[Input rows]:
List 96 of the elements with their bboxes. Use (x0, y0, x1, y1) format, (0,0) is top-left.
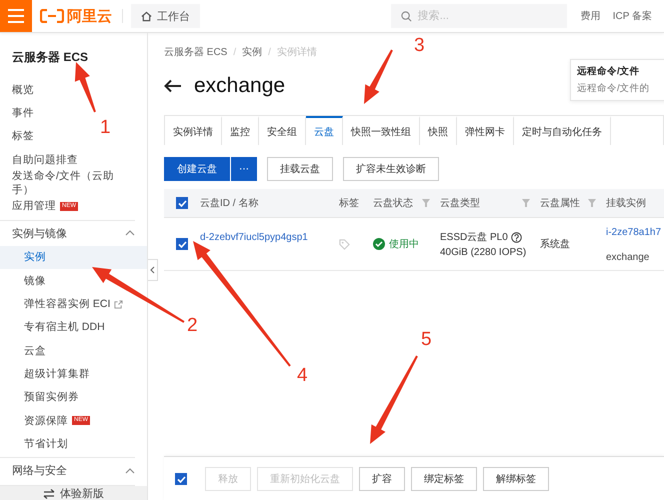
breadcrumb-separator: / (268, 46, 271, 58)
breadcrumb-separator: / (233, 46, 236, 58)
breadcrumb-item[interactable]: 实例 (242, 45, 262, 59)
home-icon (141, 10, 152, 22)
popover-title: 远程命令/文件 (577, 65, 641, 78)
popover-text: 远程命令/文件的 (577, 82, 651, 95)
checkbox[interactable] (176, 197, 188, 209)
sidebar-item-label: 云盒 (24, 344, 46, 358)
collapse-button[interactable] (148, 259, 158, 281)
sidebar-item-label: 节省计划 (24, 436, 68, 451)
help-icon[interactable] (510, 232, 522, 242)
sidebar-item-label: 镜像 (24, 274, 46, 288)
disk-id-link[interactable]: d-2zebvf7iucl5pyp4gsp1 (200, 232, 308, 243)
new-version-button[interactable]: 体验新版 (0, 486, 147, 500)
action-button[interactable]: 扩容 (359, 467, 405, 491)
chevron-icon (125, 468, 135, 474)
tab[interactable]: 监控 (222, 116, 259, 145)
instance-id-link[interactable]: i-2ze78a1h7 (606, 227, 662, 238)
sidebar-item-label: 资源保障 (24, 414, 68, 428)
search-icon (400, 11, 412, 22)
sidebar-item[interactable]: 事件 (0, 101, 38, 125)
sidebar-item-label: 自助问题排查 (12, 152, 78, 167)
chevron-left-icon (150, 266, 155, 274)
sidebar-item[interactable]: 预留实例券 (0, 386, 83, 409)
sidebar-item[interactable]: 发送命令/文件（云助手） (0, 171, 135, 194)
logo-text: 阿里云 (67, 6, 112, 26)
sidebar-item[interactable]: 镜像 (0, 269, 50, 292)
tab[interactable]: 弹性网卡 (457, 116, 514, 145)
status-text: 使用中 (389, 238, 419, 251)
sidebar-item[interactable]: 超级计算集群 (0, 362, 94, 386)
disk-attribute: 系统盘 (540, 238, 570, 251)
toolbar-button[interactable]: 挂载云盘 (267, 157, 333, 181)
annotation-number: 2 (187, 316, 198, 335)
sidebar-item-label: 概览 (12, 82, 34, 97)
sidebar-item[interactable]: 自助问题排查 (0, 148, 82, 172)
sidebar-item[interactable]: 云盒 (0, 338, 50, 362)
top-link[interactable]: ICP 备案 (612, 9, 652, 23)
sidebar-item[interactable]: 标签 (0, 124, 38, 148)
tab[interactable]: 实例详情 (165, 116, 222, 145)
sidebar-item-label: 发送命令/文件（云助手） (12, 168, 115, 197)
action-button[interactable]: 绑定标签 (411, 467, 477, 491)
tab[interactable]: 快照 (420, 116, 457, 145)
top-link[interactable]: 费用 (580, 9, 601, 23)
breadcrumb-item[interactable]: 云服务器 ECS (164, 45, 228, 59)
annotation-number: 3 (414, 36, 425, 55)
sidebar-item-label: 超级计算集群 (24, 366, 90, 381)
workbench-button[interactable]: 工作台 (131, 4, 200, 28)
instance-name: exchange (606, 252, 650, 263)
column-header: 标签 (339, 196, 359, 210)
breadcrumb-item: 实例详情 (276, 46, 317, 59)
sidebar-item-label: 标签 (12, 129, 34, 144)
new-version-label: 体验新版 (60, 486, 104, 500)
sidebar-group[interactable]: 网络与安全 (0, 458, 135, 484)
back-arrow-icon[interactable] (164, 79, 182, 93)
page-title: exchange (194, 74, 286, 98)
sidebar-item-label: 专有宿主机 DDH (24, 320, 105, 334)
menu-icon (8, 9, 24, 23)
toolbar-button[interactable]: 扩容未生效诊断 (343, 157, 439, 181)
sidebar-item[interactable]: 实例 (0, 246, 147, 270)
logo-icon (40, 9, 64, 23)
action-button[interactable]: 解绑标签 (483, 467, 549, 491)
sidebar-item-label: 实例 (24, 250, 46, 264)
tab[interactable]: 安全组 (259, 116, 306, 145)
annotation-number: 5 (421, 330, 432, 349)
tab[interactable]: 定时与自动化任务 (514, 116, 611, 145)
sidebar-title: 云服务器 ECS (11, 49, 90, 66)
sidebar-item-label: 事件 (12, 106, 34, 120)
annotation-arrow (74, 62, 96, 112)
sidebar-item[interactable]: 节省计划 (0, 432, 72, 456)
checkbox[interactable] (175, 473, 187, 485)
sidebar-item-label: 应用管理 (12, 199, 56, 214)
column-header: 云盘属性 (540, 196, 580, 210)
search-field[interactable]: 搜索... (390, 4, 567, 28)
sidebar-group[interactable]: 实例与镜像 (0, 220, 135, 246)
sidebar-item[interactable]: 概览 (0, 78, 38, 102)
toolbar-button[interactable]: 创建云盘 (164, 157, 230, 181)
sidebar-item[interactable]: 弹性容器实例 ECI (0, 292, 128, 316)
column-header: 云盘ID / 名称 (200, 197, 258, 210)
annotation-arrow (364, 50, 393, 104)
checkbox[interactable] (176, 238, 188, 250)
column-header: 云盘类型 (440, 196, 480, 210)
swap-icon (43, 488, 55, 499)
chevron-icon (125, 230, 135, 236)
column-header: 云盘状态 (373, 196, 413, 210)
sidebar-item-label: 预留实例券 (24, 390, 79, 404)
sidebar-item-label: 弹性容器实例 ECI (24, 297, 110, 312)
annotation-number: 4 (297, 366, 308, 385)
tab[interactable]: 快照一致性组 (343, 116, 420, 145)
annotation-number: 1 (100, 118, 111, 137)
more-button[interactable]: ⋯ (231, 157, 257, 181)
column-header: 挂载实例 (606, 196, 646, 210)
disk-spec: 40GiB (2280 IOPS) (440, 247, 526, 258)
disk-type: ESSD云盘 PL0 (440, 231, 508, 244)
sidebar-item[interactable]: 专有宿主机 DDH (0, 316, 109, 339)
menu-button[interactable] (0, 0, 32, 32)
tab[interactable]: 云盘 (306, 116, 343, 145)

[Required task]:
Copy every row above word for word, leaving out the pictures.

[Task output]:
List 96 of the elements with their bboxes. Use (x0, y0, x1, y1) format, (0,0) is top-left.
breadcrumb-separator: / (268, 46, 271, 58)
breadcrumb-separator: / (233, 46, 236, 58)
breadcrumb-item[interactable]: 实例 (242, 45, 262, 59)
home-icon (141, 10, 152, 22)
popover-title: 远程命令/文件 (577, 65, 641, 78)
popover-text: 远程命令/文件的 (577, 82, 651, 95)
checkbox[interactable] (176, 197, 188, 209)
sidebar-item-label: 云盒 (24, 344, 46, 358)
collapse-button[interactable] (148, 259, 158, 281)
sidebar-item-label: 节省计划 (24, 436, 68, 451)
help-icon[interactable] (510, 232, 522, 242)
sidebar-item-label: 镜像 (24, 274, 46, 288)
disk-id-link[interactable]: d-2zebvf7iucl5pyp4gsp1 (200, 232, 308, 243)
new-version-button[interactable]: 体验新版 (0, 486, 147, 500)
action-button[interactable]: 扩容 (359, 467, 405, 491)
chevron-icon (125, 468, 135, 474)
tab[interactable]: 监控 (222, 116, 259, 145)
instance-id-link[interactable]: i-2ze78a1h7 (606, 227, 662, 238)
sidebar-item-label: 资源保障 (24, 414, 68, 428)
search-icon (400, 11, 412, 22)
sidebar-item[interactable]: 事件 (0, 101, 38, 125)
sidebar-item-label: 自助问题排查 (12, 152, 78, 167)
chevron-left-icon (150, 266, 155, 274)
sidebar-item[interactable]: 预留实例券 (0, 386, 83, 409)
sidebar-item[interactable]: 发送命令/文件（云助手） (0, 171, 135, 194)
logo-text: 阿里云 (67, 6, 112, 26)
sidebar-item[interactable]: 镜像 (0, 269, 50, 292)
tab[interactable]: 弹性网卡 (457, 116, 514, 145)
status-text: 使用中 (389, 238, 419, 251)
sidebar-item[interactable]: 超级计算集群 (0, 362, 94, 386)
disk-attribute: 系统盘 (540, 238, 570, 251)
toolbar-button[interactable]: 挂载云盘 (267, 157, 333, 181)
annotation-number: 2 (187, 316, 198, 335)
sidebar-item-label: 概览 (12, 82, 34, 97)
sidebar-item[interactable]: 自助问题排查 (0, 148, 82, 172)
sidebar-item[interactable]: 云盒 (0, 338, 50, 362)
top-link[interactable]: ICP 备案 (612, 9, 652, 23)
sidebar-item[interactable]: 标签 (0, 124, 38, 148)
tab[interactable]: 实例详情 (165, 116, 222, 145)
sidebar-item-label: 发送命令/文件（云助手） (12, 168, 115, 197)
action-button[interactable]: 绑定标签 (411, 467, 477, 491)
tab[interactable]: 快照 (420, 116, 457, 145)
top-link[interactable]: 费用 (580, 9, 601, 23)
breadcrumb-item[interactable]: 云服务器 ECS (164, 45, 228, 59)
annotation-number: 3 (414, 36, 425, 55)
sidebar-item-label: 超级计算集群 (24, 366, 90, 381)
workbench-button[interactable]: 工作台 (131, 4, 200, 28)
instance-name: exchange (606, 252, 650, 263)
column-header: 标签 (339, 196, 359, 210)
breadcrumb-item: 实例详情 (276, 46, 317, 59)
sidebar-item-label: 标签 (12, 129, 34, 144)
new-version-label: 体验新版 (60, 486, 104, 500)
sidebar-group[interactable]: 网络与安全 (0, 458, 135, 484)
back-arrow-icon[interactable] (164, 79, 182, 93)
page-title: exchange (194, 74, 286, 98)
sidebar-item-label: 专有宿主机 DDH (24, 320, 105, 334)
menu-icon (8, 9, 24, 23)
toolbar-button[interactable]: 扩容未生效诊断 (343, 157, 439, 181)
sidebar-item[interactable]: 实例 (0, 246, 147, 270)
logo-icon (40, 9, 64, 23)
action-button[interactable]: 解绑标签 (483, 467, 549, 491)
sidebar-item-label: 实例 (24, 250, 46, 264)
tab[interactable]: 安全组 (259, 116, 306, 145)
annotation-number: 5 (421, 330, 432, 349)
tab[interactable]: 定时与自动化任务 (514, 116, 611, 145)
sidebar-title: 云服务器 ECS (11, 49, 90, 66)
sidebar-item-label: 事件 (12, 106, 34, 120)
annotation-arrow (74, 62, 96, 112)
sidebar-item[interactable]: 节省计划 (0, 432, 72, 456)
checkbox[interactable] (175, 473, 187, 485)
sidebar-item-label: 应用管理 (12, 199, 56, 214)
column-header: 云盘属性 (540, 196, 580, 210)
search-field[interactable]: 搜索... (390, 4, 567, 28)
sidebar-group[interactable]: 实例与镜像 (0, 220, 135, 246)
sidebar-item[interactable]: 概览 (0, 78, 38, 102)
toolbar-button[interactable]: 创建云盘 (164, 157, 230, 181)
sidebar-item[interactable]: 弹性容器实例 ECI (0, 292, 128, 316)
column-header: 云盘ID / 名称 (200, 197, 258, 210)
annotation-arrow (364, 50, 393, 104)
checkbox[interactable] (176, 238, 188, 250)
column-header: 云盘类型 (440, 196, 480, 210)
swap-icon (43, 488, 55, 499)
chevron-icon (125, 230, 135, 236)
column-header: 云盘状态 (373, 196, 413, 210)
sidebar-item-label: 预留实例券 (24, 390, 79, 404)
sidebar-item-label: 弹性容器实例 ECI (24, 297, 110, 312)
annotation-number: 4 (297, 366, 308, 385)
tab[interactable]: 快照一致性组 (343, 116, 420, 145)
annotation-number: 1 (100, 118, 111, 137)
more-button[interactable]: ⋯ (231, 157, 257, 181)
column-header: 挂载实例 (606, 196, 646, 210)
disk-spec: 40GiB (2280 IOPS) (440, 247, 526, 258)
disk-type: ESSD云盘 PL0 (440, 231, 508, 244)
sidebar-item[interactable]: 专有宿主机 DDH (0, 316, 109, 339)
menu-button[interactable] (0, 0, 32, 32)
tab[interactable]: 云盘 (306, 116, 343, 145)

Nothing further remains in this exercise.